(Stored data entries)
============
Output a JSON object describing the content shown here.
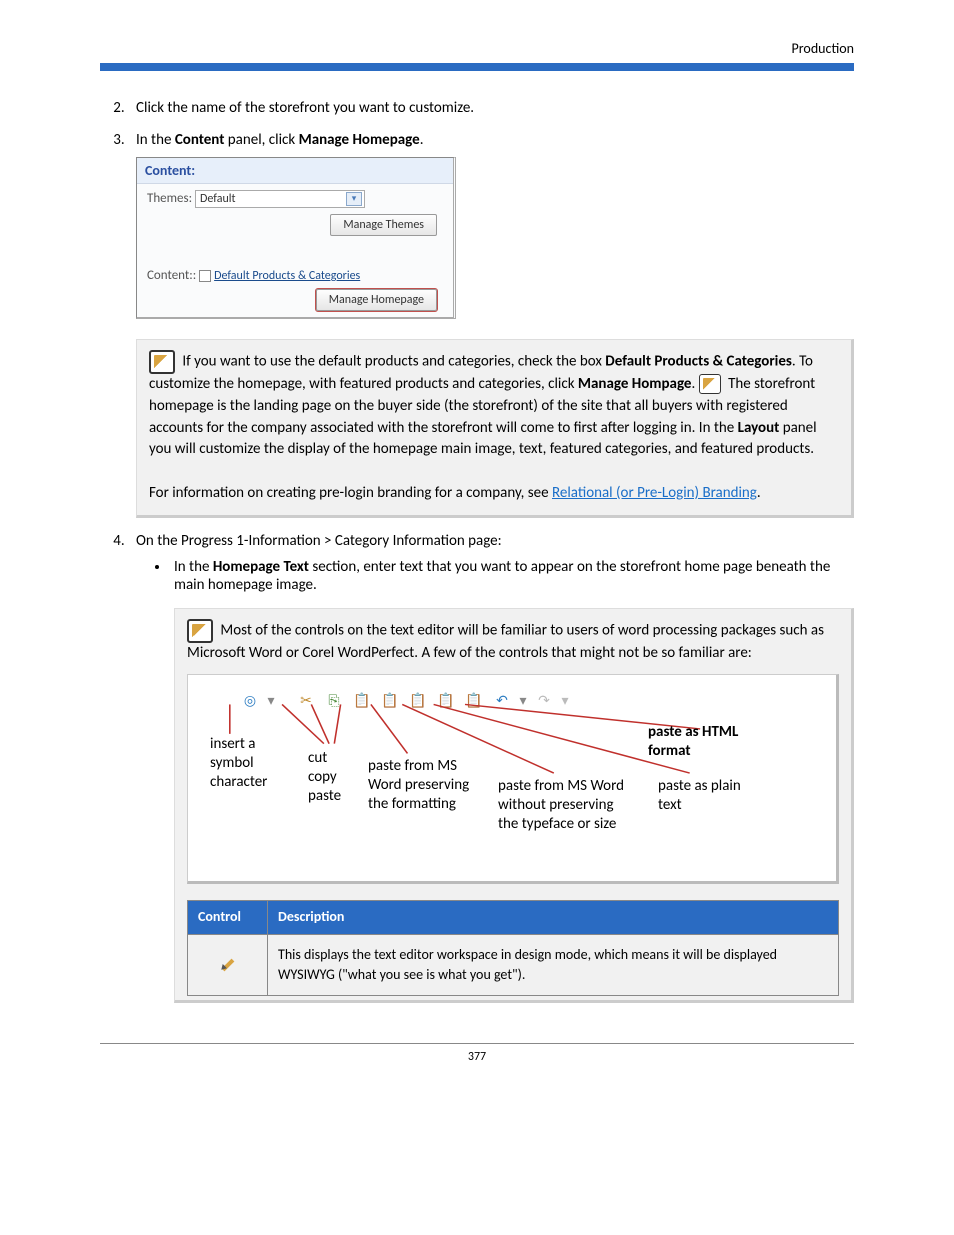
{
  "header": {
    "section": "Production"
  },
  "steps": {
    "s2": "Click the name of the storefront you want to customize.",
    "s3_prefix": "In the ",
    "s3_bold1": "Content",
    "s3_mid": " panel, click ",
    "s3_bold2": "Manage Homepage",
    "s3_suffix": "."
  },
  "panel": {
    "title": "Content:",
    "themesLabel": "Themes:",
    "themesValue": "Default",
    "manageThemesBtn": "Manage Themes",
    "contentLabel": "Content::",
    "defaultLink": "Default Products & Categories",
    "manageHomepageBtn": "Manage Homepage"
  },
  "note1": {
    "t1": "If you want to use the default products and categories, check the box ",
    "b1": "Default Products & Categories",
    "t2": ". To customize the homepage, with featured products and categories, click ",
    "b2": "Manage Hompage",
    "t3": ". ",
    "t4": "The storefront homepage is the landing page on the buyer side (the storefront) of the site that all buyers with registered accounts for the company associated with the storefront will come to first after logging in. In the ",
    "b3": "Layout",
    "t5": " panel you will customize the display of the homepage main image, text, featured categories, and featured products.",
    "t6": "For information on creating pre-login branding for a company, see ",
    "link": "Relational (or Pre-Login) Branding",
    "t7": "."
  },
  "step4": {
    "text": "On the Progress 1-Information > Category Information page:",
    "bullet_t1": "In the ",
    "bullet_b1": "Homepage Text",
    "bullet_t2": " section, enter text that you want to appear on the storefront home page beneath the main homepage image."
  },
  "note2": {
    "text": "Most of the controls on the text editor will be familiar to users of word processing packages such as Microsoft Word or Corel WordPerfect. A few of the controls that might not be so familiar are:"
  },
  "toolbar_labels": {
    "l1": "insert a symbol character",
    "l2": "cut copy paste",
    "l3": "paste from MS Word preserving the formatting",
    "l4": "paste from MS Word without preserving the typeface or size",
    "l5": "paste as plain text",
    "l6": "paste as HTML format"
  },
  "table": {
    "h1": "Control",
    "h2": "Description",
    "row1desc": "This displays the text editor workspace in design mode, which means it will be displayed WYSIWYG (\"what you see is what you get\")."
  },
  "footer": {
    "page": "377"
  },
  "chart_data": {
    "type": "table",
    "title": "Control / Description",
    "columns": [
      "Control",
      "Description"
    ],
    "rows": [
      [
        "pencil (design mode)",
        "This displays the text editor workspace in design mode, which means it will be displayed WYSIWYG (\"what you see is what you get\")."
      ]
    ]
  }
}
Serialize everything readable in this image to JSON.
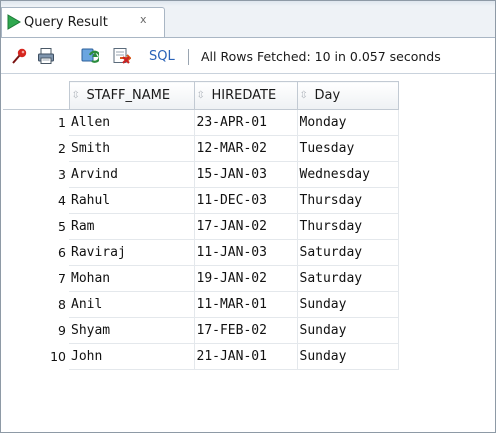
{
  "tab": {
    "title": "Query Result",
    "close_glyph": "x"
  },
  "toolbar": {
    "sql_label": "SQL",
    "status": "All Rows Fetched: 10 in 0.057 seconds",
    "icons": [
      "pin-icon",
      "print-icon",
      "refresh-icon",
      "export-icon"
    ]
  },
  "grid": {
    "columns": [
      "STAFF_NAME",
      "HIREDATE",
      "Day"
    ],
    "rows": [
      {
        "num": "1",
        "cells": [
          "Allen",
          "23-APR-01",
          "Monday"
        ]
      },
      {
        "num": "2",
        "cells": [
          "Smith",
          "12-MAR-02",
          "Tuesday"
        ]
      },
      {
        "num": "3",
        "cells": [
          "Arvind",
          "15-JAN-03",
          "Wednesday"
        ]
      },
      {
        "num": "4",
        "cells": [
          "Rahul",
          "11-DEC-03",
          "Thursday"
        ]
      },
      {
        "num": "5",
        "cells": [
          "Ram",
          "17-JAN-02",
          "Thursday"
        ]
      },
      {
        "num": "6",
        "cells": [
          "Raviraj",
          "11-JAN-03",
          "Saturday"
        ]
      },
      {
        "num": "7",
        "cells": [
          "Mohan",
          "19-JAN-02",
          "Saturday"
        ]
      },
      {
        "num": "8",
        "cells": [
          "Anil",
          "11-MAR-01",
          "Sunday"
        ]
      },
      {
        "num": "9",
        "cells": [
          "Shyam",
          "17-FEB-02",
          "Sunday"
        ]
      },
      {
        "num": "10",
        "cells": [
          "John",
          "21-JAN-01",
          "Sunday"
        ]
      }
    ]
  },
  "colors": {
    "accent_green": "#2fa84f",
    "link_blue": "#2a63b8",
    "border": "#c2cad3"
  }
}
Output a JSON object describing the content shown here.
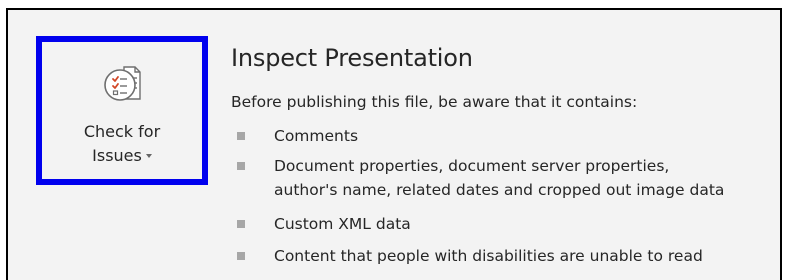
{
  "check_for_issues": {
    "line1": "Check for",
    "line2": "Issues",
    "icon": "document-checklist-icon"
  },
  "inspect": {
    "title": "Inspect Presentation",
    "subtitle": "Before publishing this file, be aware that it contains:",
    "items": [
      {
        "lines": [
          "Comments"
        ]
      },
      {
        "lines": [
          "Document properties, document server properties,",
          "author's name, related dates and cropped out image data"
        ]
      },
      {
        "lines": [
          "Custom XML data"
        ]
      },
      {
        "lines": [
          "Content that people with disabilities are unable to read"
        ]
      }
    ]
  },
  "colors": {
    "highlight_border": "#0000ee",
    "panel_background": "#f3f3f3",
    "bullet": "#a6a6a6"
  }
}
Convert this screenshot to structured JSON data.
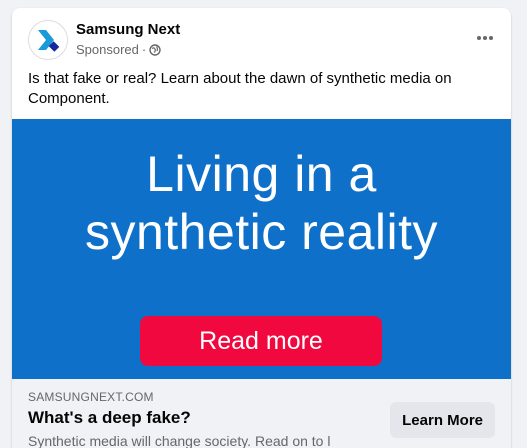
{
  "post": {
    "page_name": "Samsung Next",
    "sponsored_label": "Sponsored",
    "separator": "·",
    "privacy_icon": "globe-icon",
    "more_icon": "ellipsis-icon",
    "text": "Is that fake or real? Learn about the dawn of synthetic media on Component."
  },
  "creative": {
    "headline_line1": "Living in a",
    "headline_line2": "synthetic reality",
    "button_label": "Read more",
    "background_color": "#0f70c9",
    "button_color": "#f0083f"
  },
  "link": {
    "domain": "SAMSUNGNEXT.COM",
    "title": "What's a deep fake?",
    "description": "Synthetic media will change society. Read on to l",
    "cta_label": "Learn More"
  },
  "colors": {
    "brand_logo_blue": "#1428a0",
    "brand_logo_cyan": "#1a9ad6"
  }
}
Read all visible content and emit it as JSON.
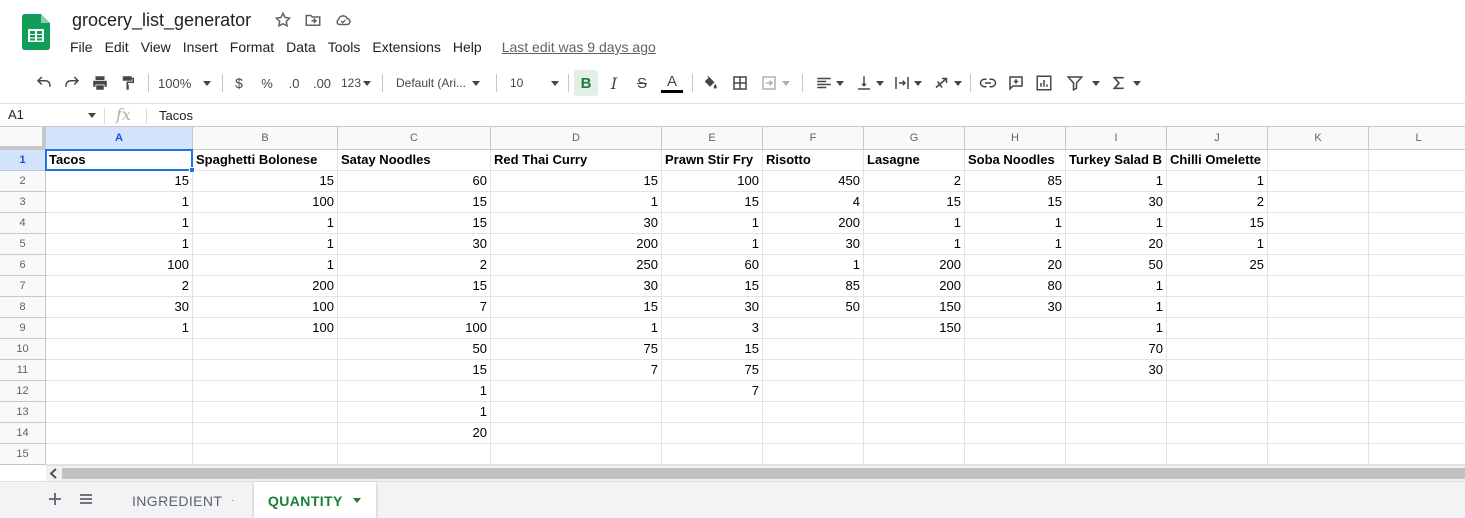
{
  "doc": {
    "title": "grocery_list_generator",
    "last_edit": "Last edit was 9 days ago"
  },
  "menu": [
    "File",
    "Edit",
    "View",
    "Insert",
    "Format",
    "Data",
    "Tools",
    "Extensions",
    "Help"
  ],
  "toolbar": {
    "zoom": "100%",
    "currency": "$",
    "percent": "%",
    "dec_decrease": ".0",
    "dec_increase": ".00",
    "more_formats": "123",
    "font": "Default (Ari...",
    "font_size": "10",
    "bold": "B",
    "italic": "I",
    "strike": "S",
    "text_color": "A"
  },
  "formula_bar": {
    "name_box": "A1",
    "fx": "fx",
    "content": "Tacos"
  },
  "grid": {
    "columns": [
      "A",
      "B",
      "C",
      "D",
      "E",
      "F",
      "G",
      "H",
      "I",
      "J",
      "K",
      "L"
    ],
    "rows": [
      "1",
      "2",
      "3",
      "4",
      "5",
      "6",
      "7",
      "8",
      "9",
      "10",
      "11",
      "12",
      "13",
      "14",
      "15"
    ],
    "headers": [
      "Tacos",
      "Spaghetti Bolonese",
      "Satay Noodles",
      "Red Thai Curry",
      "Prawn Stir Fry",
      "Risotto",
      "Lasagne",
      "Soba Noodles",
      "Turkey Salad B",
      "Chilli Omelette",
      "",
      ""
    ],
    "data": [
      [
        "15",
        "15",
        "60",
        "15",
        "100",
        "450",
        "2",
        "85",
        "1",
        "1",
        "",
        ""
      ],
      [
        "1",
        "100",
        "15",
        "1",
        "15",
        "4",
        "15",
        "15",
        "30",
        "2",
        "",
        ""
      ],
      [
        "1",
        "1",
        "15",
        "30",
        "1",
        "200",
        "1",
        "1",
        "1",
        "15",
        "",
        ""
      ],
      [
        "1",
        "1",
        "30",
        "200",
        "1",
        "30",
        "1",
        "1",
        "20",
        "1",
        "",
        ""
      ],
      [
        "100",
        "1",
        "2",
        "250",
        "60",
        "1",
        "200",
        "20",
        "50",
        "25",
        "",
        ""
      ],
      [
        "2",
        "200",
        "15",
        "30",
        "15",
        "85",
        "200",
        "80",
        "1",
        "",
        "",
        ""
      ],
      [
        "30",
        "100",
        "7",
        "15",
        "30",
        "50",
        "150",
        "30",
        "1",
        "",
        "",
        ""
      ],
      [
        "1",
        "100",
        "100",
        "1",
        "3",
        "",
        "150",
        "",
        "1",
        "",
        "",
        ""
      ],
      [
        "",
        "",
        "50",
        "75",
        "15",
        "",
        "",
        "",
        "70",
        "",
        "",
        ""
      ],
      [
        "",
        "",
        "15",
        "7",
        "75",
        "",
        "",
        "",
        "30",
        "",
        "",
        ""
      ],
      [
        "",
        "",
        "1",
        "",
        "7",
        "",
        "",
        "",
        "",
        "",
        "",
        ""
      ],
      [
        "",
        "",
        "1",
        "",
        "",
        "",
        "",
        "",
        "",
        "",
        "",
        ""
      ],
      [
        "",
        "",
        "20",
        "",
        "",
        "",
        "",
        "",
        "",
        "",
        "",
        ""
      ],
      [
        "",
        "",
        "",
        "",
        "",
        "",
        "",
        "",
        "",
        "",
        "",
        ""
      ]
    ]
  },
  "sheets": [
    {
      "name": "INGREDIENT",
      "active": false
    },
    {
      "name": "QUANTITY",
      "active": true
    }
  ],
  "colors": {
    "accent_green": "#188038",
    "selection_blue": "#1a73e8",
    "header_bg": "#f8f9fa"
  }
}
============
◆ Problem to solve ◆
Look above for lines with the word "from" and copy them all.

◆ Completed task ◆
    "l3": "paste from MS Word preserving the formatting",
    "l4": "paste from MS Word without preserving the typeface or size",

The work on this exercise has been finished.